_What to do_
Pull each line holding the word "Heat" from the data.

###

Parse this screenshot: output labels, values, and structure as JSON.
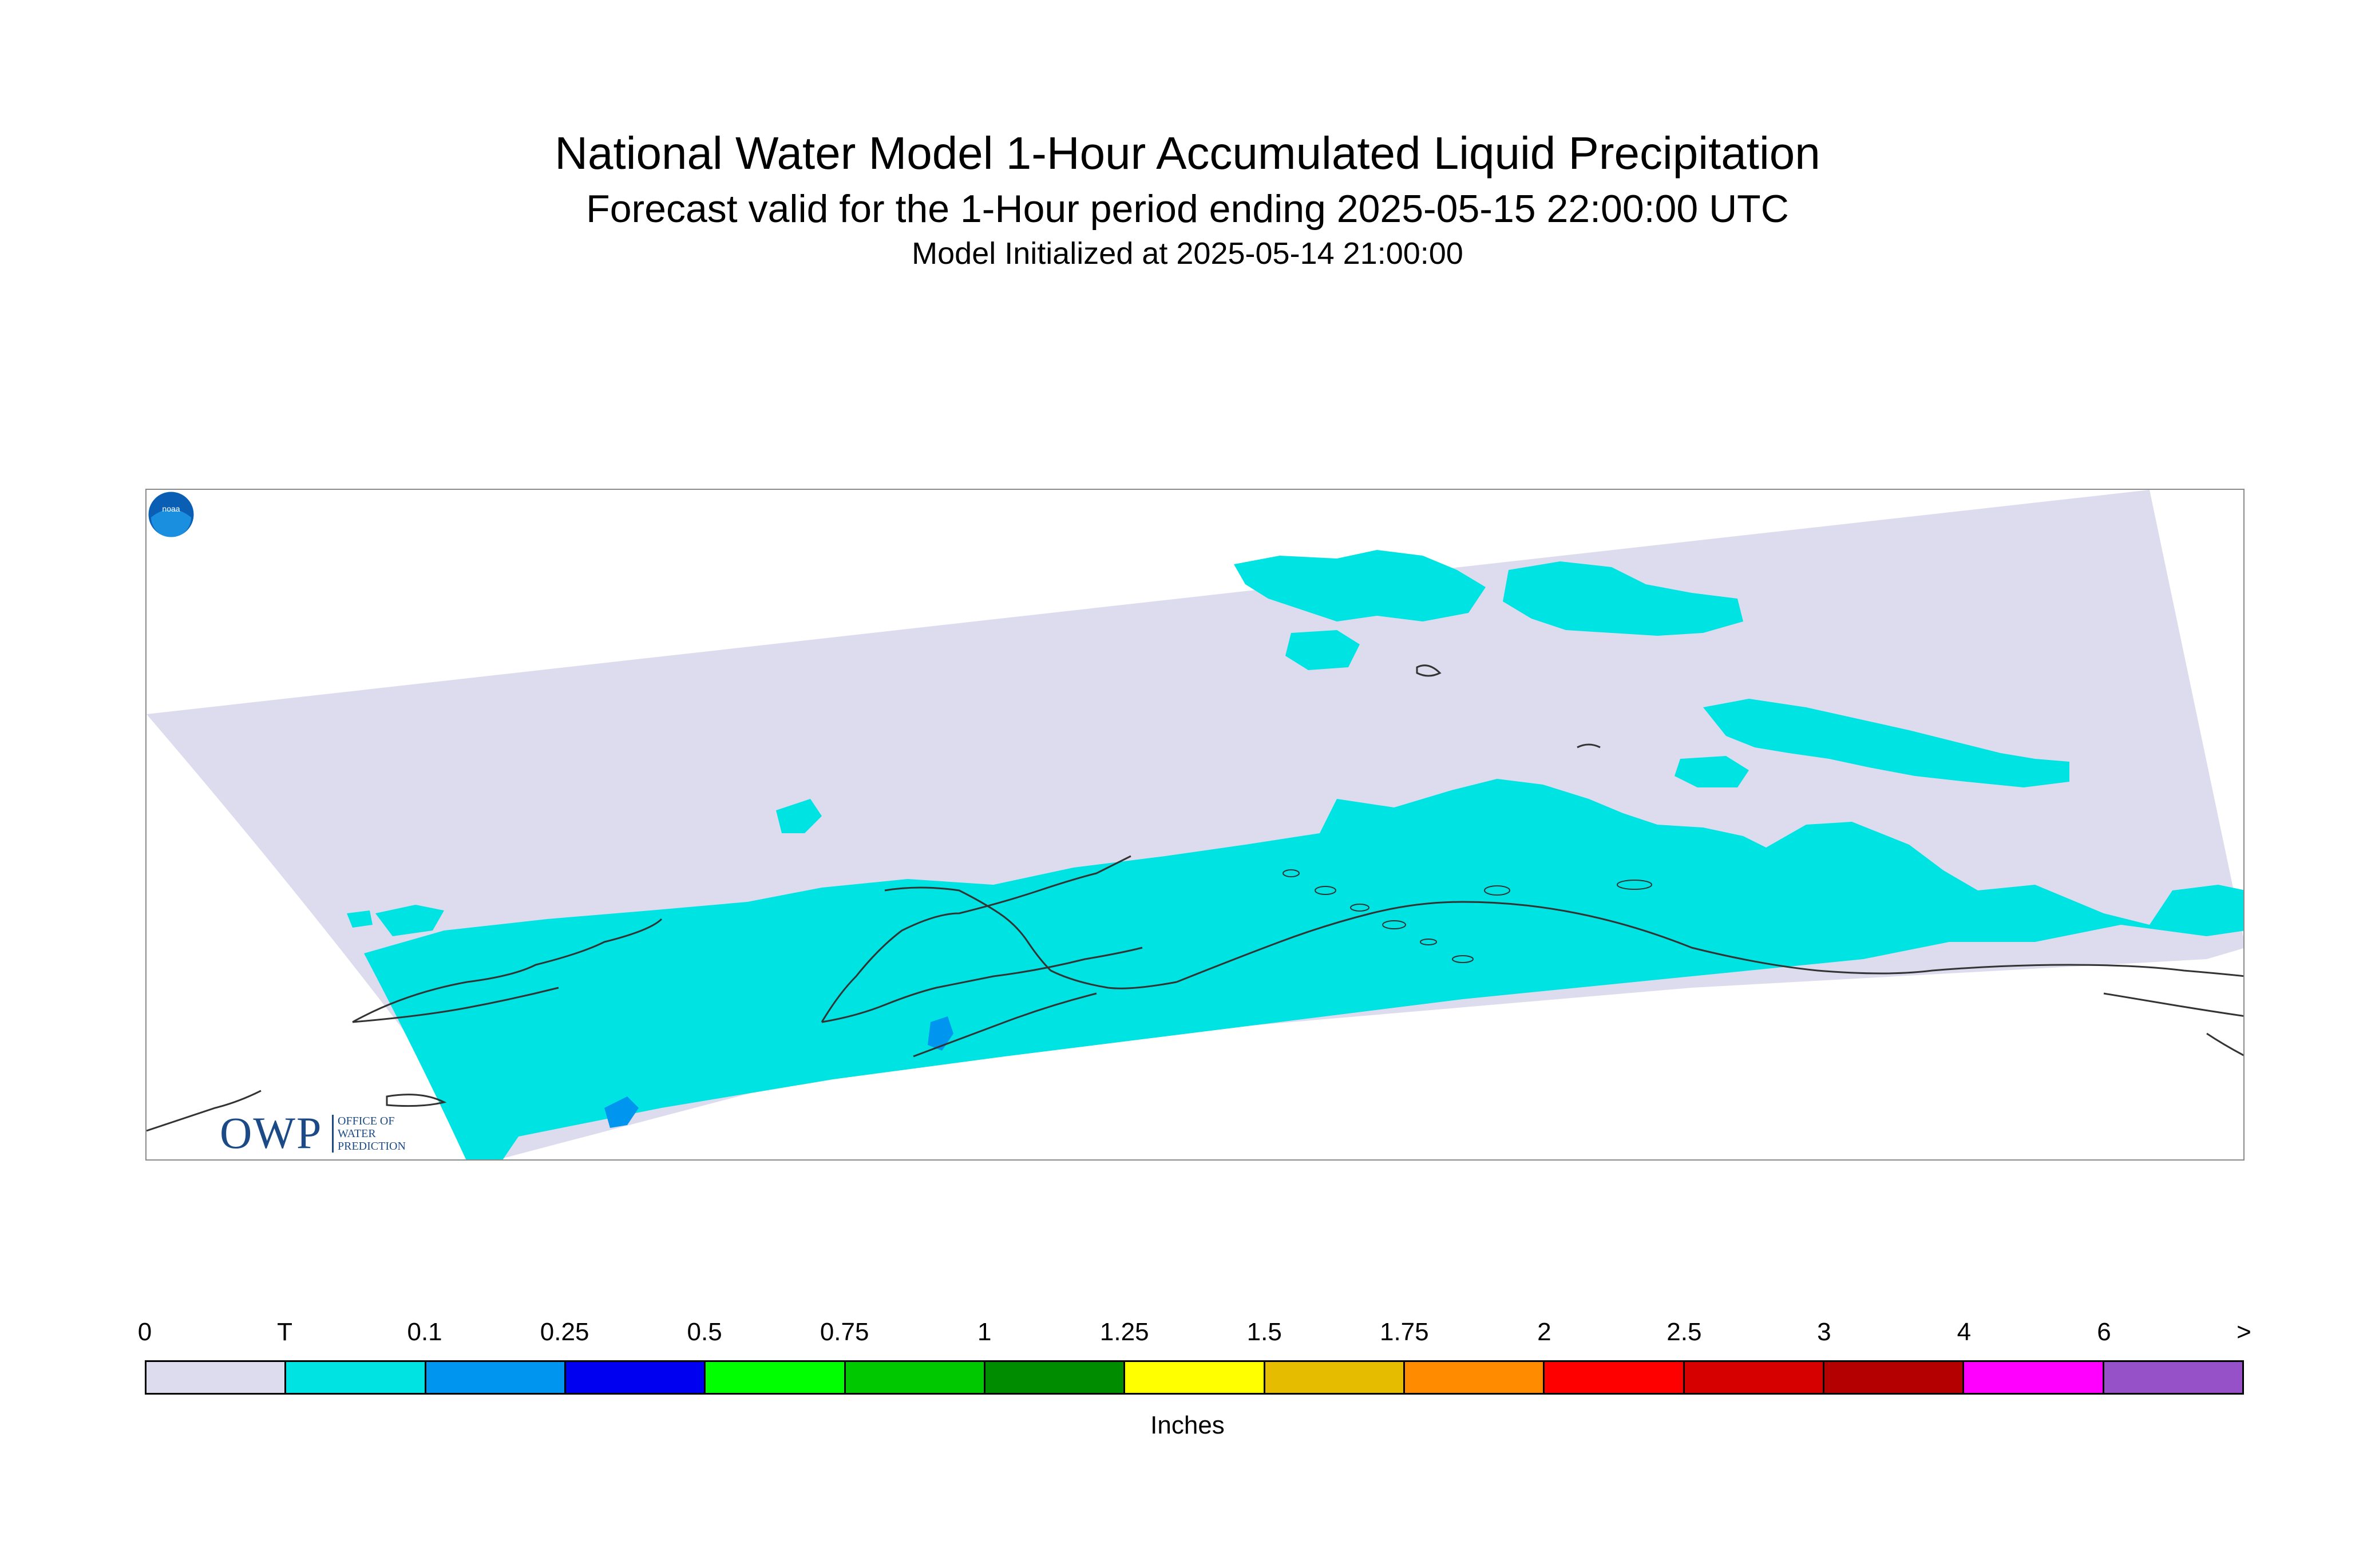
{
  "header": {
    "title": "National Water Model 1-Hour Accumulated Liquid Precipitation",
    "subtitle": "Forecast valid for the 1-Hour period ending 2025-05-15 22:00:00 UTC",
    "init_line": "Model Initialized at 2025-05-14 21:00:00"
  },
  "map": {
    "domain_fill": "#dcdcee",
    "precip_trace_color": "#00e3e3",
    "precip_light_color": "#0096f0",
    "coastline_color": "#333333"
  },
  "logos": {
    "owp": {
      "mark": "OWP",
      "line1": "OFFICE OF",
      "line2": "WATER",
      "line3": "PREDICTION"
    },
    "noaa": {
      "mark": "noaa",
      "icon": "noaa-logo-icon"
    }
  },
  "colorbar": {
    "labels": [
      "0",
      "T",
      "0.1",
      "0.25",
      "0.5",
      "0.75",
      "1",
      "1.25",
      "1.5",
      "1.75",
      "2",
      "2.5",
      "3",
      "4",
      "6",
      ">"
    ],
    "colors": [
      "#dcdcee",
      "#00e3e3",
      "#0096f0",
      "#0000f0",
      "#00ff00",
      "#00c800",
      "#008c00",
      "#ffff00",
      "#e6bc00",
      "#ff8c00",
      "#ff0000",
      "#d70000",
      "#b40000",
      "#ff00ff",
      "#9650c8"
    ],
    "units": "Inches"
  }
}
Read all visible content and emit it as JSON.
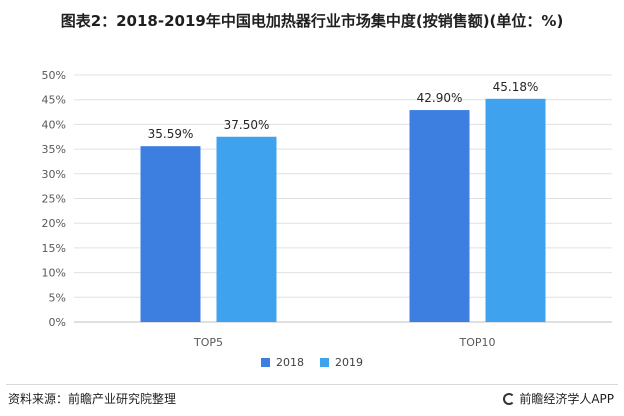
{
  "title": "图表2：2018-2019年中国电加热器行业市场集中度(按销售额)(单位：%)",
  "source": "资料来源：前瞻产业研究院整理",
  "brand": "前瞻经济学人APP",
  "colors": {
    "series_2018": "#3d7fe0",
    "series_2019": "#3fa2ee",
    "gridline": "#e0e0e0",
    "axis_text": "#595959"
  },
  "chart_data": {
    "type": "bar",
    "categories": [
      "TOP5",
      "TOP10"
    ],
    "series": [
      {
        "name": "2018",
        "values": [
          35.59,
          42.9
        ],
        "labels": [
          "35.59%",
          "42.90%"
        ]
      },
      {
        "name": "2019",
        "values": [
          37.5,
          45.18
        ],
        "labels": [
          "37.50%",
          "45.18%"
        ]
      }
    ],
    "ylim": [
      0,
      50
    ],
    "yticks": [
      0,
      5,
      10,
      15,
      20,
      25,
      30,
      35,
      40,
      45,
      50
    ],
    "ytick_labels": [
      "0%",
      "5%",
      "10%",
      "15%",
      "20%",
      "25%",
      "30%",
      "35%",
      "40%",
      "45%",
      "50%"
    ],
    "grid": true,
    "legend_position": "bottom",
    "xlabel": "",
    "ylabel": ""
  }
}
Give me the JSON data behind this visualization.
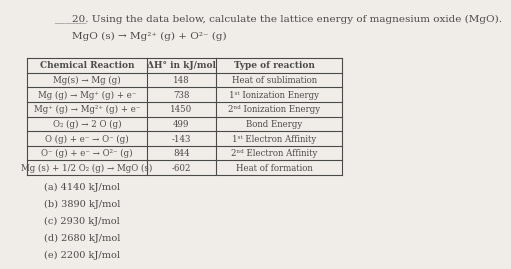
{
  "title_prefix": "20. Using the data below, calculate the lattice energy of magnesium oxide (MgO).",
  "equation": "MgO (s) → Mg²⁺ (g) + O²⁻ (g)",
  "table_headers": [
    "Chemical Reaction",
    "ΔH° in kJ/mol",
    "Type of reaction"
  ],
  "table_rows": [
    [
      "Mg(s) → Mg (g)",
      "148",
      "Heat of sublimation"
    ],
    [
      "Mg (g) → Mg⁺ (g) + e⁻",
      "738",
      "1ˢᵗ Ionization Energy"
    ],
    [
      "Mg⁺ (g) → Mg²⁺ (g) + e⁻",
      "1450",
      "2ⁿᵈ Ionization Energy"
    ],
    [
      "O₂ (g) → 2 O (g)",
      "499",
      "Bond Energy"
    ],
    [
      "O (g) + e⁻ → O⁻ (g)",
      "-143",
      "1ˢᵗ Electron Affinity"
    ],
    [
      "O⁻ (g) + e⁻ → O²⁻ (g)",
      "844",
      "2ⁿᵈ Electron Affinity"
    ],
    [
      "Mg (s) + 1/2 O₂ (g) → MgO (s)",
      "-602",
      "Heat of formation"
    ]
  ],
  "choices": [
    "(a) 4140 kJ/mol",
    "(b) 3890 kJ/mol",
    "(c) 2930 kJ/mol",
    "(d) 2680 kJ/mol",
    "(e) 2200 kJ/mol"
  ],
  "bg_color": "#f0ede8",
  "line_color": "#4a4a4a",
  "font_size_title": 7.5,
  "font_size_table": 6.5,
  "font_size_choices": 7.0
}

###

_Complete response_
      "Heat of sublimation"
      "Heat of formation"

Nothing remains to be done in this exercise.